— OBJECTIVE —
Exactly as written, please set down all of the entries again, with no pictures.

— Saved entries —
########

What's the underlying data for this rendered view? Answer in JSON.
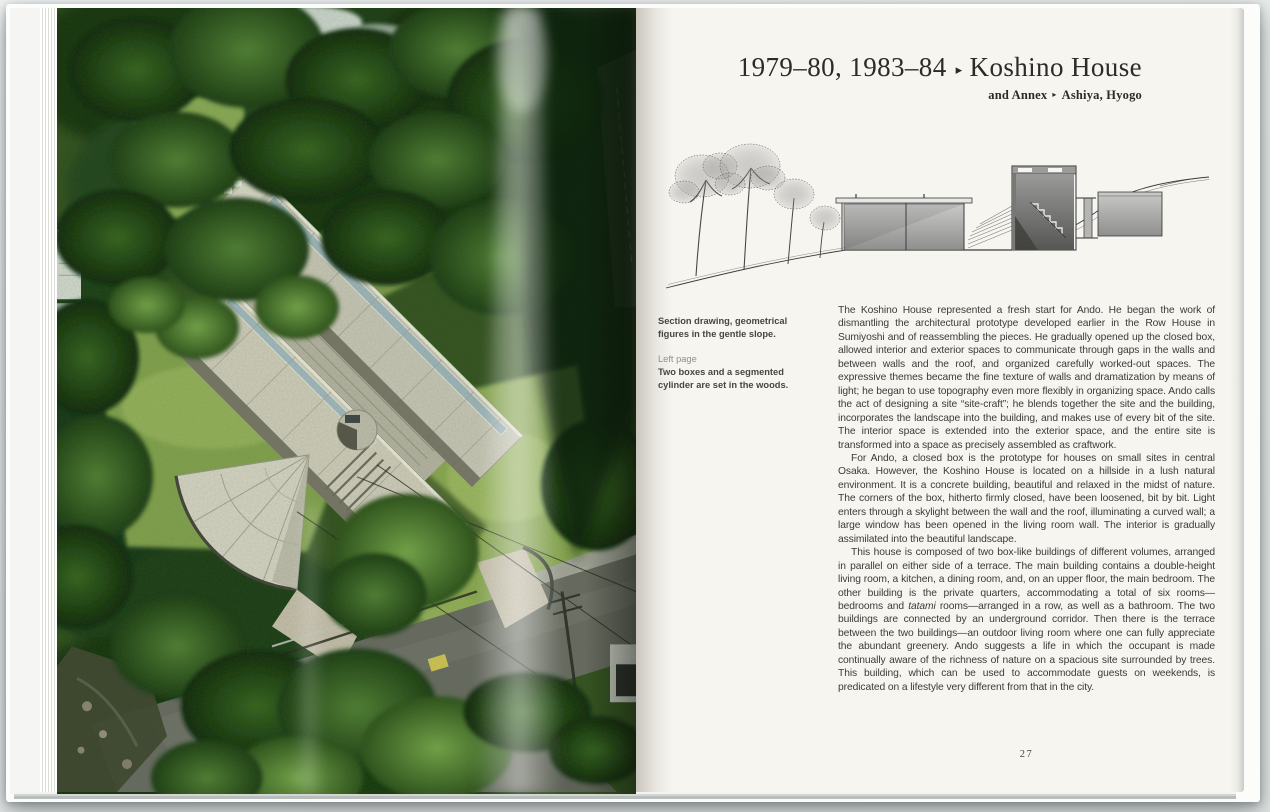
{
  "palette": {
    "backdrop": "#e7eaea",
    "paper": "#f7f5f0",
    "title_color": "#2c2b29",
    "body_color": "#3b3b3b",
    "caption_color": "#47463f",
    "caption_label_color": "#93908a",
    "forest_green": "#1d3a12",
    "grass_green": "#8aa651",
    "concrete": "#cbc7b9"
  },
  "header": {
    "years": "1979–80, 1983–84",
    "separator": "▸",
    "title": "Koshino House",
    "subtitle_prefix": "and Annex",
    "subtitle_separator": "▸",
    "subtitle_location": "Ashiya, Hyogo"
  },
  "captions": {
    "section_drawing": [
      "Section drawing, geometrical",
      "figures in the gentle slope."
    ],
    "left_page_label": "Left page",
    "left_page": [
      "Two boxes and a segmented",
      "cylinder are set in the woods."
    ]
  },
  "body": {
    "paragraphs": [
      [
        {
          "text": "The Koshino House represented a fresh start for Ando. He began the work of dismantling the architectural prototype developed earlier in the Row House in Sumiyoshi and of reassembling the pieces. He gradually opened up the closed box, allowed interior and exterior spaces to communicate through gaps in the walls and between walls and the roof, and organized carefully worked-out spaces. The expressive themes became the fine texture of walls and dramatization by means of light; he began to use topography even more flexibly in organizing space. Ando calls the act of designing a site “site-craft”; he blends together the site and the building, incorporates the landscape into the building, and makes use of every bit of the site. The interior space is extended into the exterior space, and the entire site is transformed into a space as precisely assembled as craftwork."
        }
      ],
      [
        {
          "text": "For Ando, a closed box is the prototype for houses on small sites in central Osaka. However, the Koshino House is located on a hillside in a lush natural environment. It is a concrete building, beautiful and relaxed in the midst of nature. The corners of the box, hitherto firmly closed, have been loosened, bit by bit. Light enters through a skylight between the wall and the roof, illuminating a curved wall; a large window has been opened in the living room wall. The interior is gradually assimilated into the beautiful landscape."
        }
      ],
      [
        {
          "text": "This house is composed of two box-like buildings of different volumes, arranged in parallel on either side of a terrace. The main building contains a double-height living room, a kitchen, a dining room, and, on an upper floor, the main bedroom. The other building is the private quarters, accommodating a total of six rooms—bedrooms and "
        },
        {
          "text": "tatami",
          "italic": true
        },
        {
          "text": " rooms—arranged in a row, as well as a bathroom. The two buildings are connected by an underground corridor. Then there is the terrace between the two buildings—an outdoor living room where one can fully appreciate the abundant greenery. Ando suggests a life in which the occupant is made continually aware of the richness of nature on a spacious site surrounded by trees. This building, which can be used to accommodate guests on weekends, is predicated on a lifestyle very different from that in the city."
        }
      ]
    ]
  },
  "footer": {
    "page_number": "27"
  }
}
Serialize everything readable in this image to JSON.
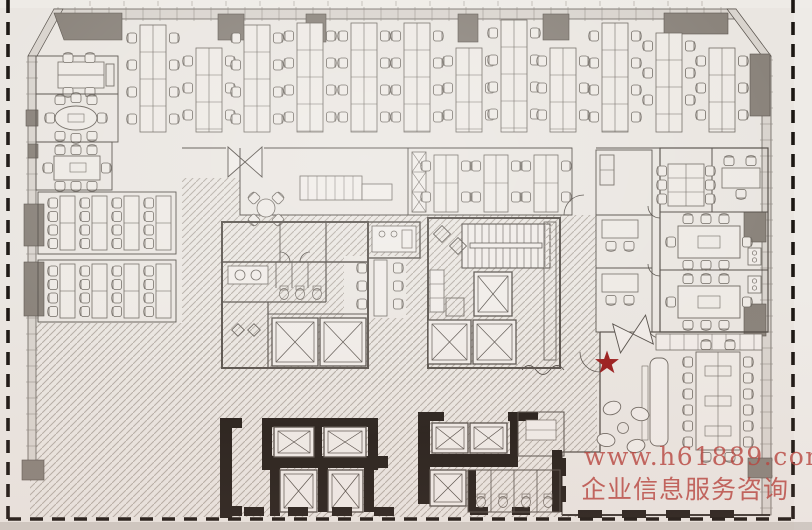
{
  "photo": {
    "paper_color": "#eae6e1",
    "paper_light": "#f0ece8",
    "bottom_edge_color": "#b7b1ab",
    "right_edge_color": "#f0ede9"
  },
  "boundary": {
    "style": "dashed",
    "color": "#1c1713"
  },
  "plan_colors": {
    "wall_line": "#56504a",
    "heavy_wall": "#26201b",
    "column_gray": "#8a837b",
    "column_edge": "#5c564f",
    "curtain_band": "#d9d4ce",
    "hatch_line": "#b5aea6",
    "furniture_line": "#6f6962",
    "furniture_fill": "#eeeae5",
    "floor_light": "#edе9e4"
  },
  "marker": {
    "shape": "star",
    "color": "#9a1d1d"
  },
  "watermark": {
    "line1": "www.h61889.com",
    "line2": "企业信息服务咨询",
    "color": "#b8463f"
  }
}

########

— WRITTEN ANSWER —
What's the underlying data for this rendered view? Answer in JSON.
{
  "palette": {
    "backdrop": "#e7eaea",
    "paper": "#f7f5f0",
    "title_color": "#2c2b29",
    "body_color": "#3b3b3b",
    "caption_color": "#47463f",
    "caption_label_color": "#93908a",
    "forest_green": "#1d3a12",
    "grass_green": "#8aa651",
    "concrete": "#cbc7b9"
  },
  "header": {
    "years": "1979–80, 1983–84",
    "separator": "▸",
    "title": "Koshino House",
    "subtitle_prefix": "and Annex",
    "subtitle_separator": "▸",
    "subtitle_location": "Ashiya, Hyogo"
  },
  "captions": {
    "section_drawing": [
      "Section drawing, geometrical",
      "figures in the gentle slope."
    ],
    "left_page_label": "Left page",
    "left_page": [
      "Two boxes and a segmented",
      "cylinder are set in the woods."
    ]
  },
  "body": {
    "paragraphs": [
      [
        {
          "text": "The Koshino House represented a fresh start for Ando. He began the work of dismantling the architectural prototype developed earlier in the Row House in Sumiyoshi and of reassembling the pieces. He gradually opened up the closed box, allowed interior and exterior spaces to communicate through gaps in the walls and between walls and the roof, and organized carefully worked-out spaces. The expressive themes became the fine texture of walls and dramatization by means of light; he began to use topography even more flexibly in organizing space. Ando calls the act of designing a site “site-craft”; he blends together the site and the building, incorporates the landscape into the building, and makes use of every bit of the site. The interior space is extended into the exterior space, and the entire site is transformed into a space as precisely assembled as craftwork."
        }
      ],
      [
        {
          "text": "For Ando, a closed box is the prototype for houses on small sites in central Osaka. However, the Koshino House is located on a hillside in a lush natural environment. It is a concrete building, beautiful and relaxed in the midst of nature. The corners of the box, hitherto firmly closed, have been loosened, bit by bit. Light enters through a skylight between the wall and the roof, illuminating a curved wall; a large window has been opened in the living room wall. The interior is gradually assimilated into the beautiful landscape."
        }
      ],
      [
        {
          "text": "This house is composed of two box-like buildings of different volumes, arranged in parallel on either side of a terrace. The main building contains a double-height living room, a kitchen, a dining room, and, on an upper floor, the main bedroom. The other building is the private quarters, accommodating a total of six rooms—bedrooms and "
        },
        {
          "text": "tatami",
          "italic": true
        },
        {
          "text": " rooms—arranged in a row, as well as a bathroom. The two buildings are connected by an underground corridor. Then there is the terrace between the two buildings—an outdoor living room where one can fully appreciate the abundant greenery. Ando suggests a life in which the occupant is made continually aware of the richness of nature on a spacious site surrounded by trees. This building, which can be used to accommodate guests on weekends, is predicated on a lifestyle very different from that in the city."
        }
      ]
    ]
  },
  "footer": {
    "page_number": "27"
  }
}
Serialize everything readable in this image to JSON.
{
  "photo": {
    "paper_color": "#eae6e1",
    "paper_light": "#f0ece8",
    "bottom_edge_color": "#b7b1ab",
    "right_edge_color": "#f0ede9"
  },
  "boundary": {
    "style": "dashed",
    "color": "#1c1713"
  },
  "plan_colors": {
    "wall_line": "#56504a",
    "heavy_wall": "#26201b",
    "column_gray": "#8a837b",
    "column_edge": "#5c564f",
    "curtain_band": "#d9d4ce",
    "hatch_line": "#b5aea6",
    "furniture_line": "#6f6962",
    "furniture_fill": "#eeeae5",
    "floor_light": "#edе9e4"
  },
  "marker": {
    "shape": "star",
    "color": "#9a1d1d"
  },
  "watermark": {
    "line1": "www.h61889.com",
    "line2": "企业信息服务咨询",
    "color": "#b8463f"
  }
}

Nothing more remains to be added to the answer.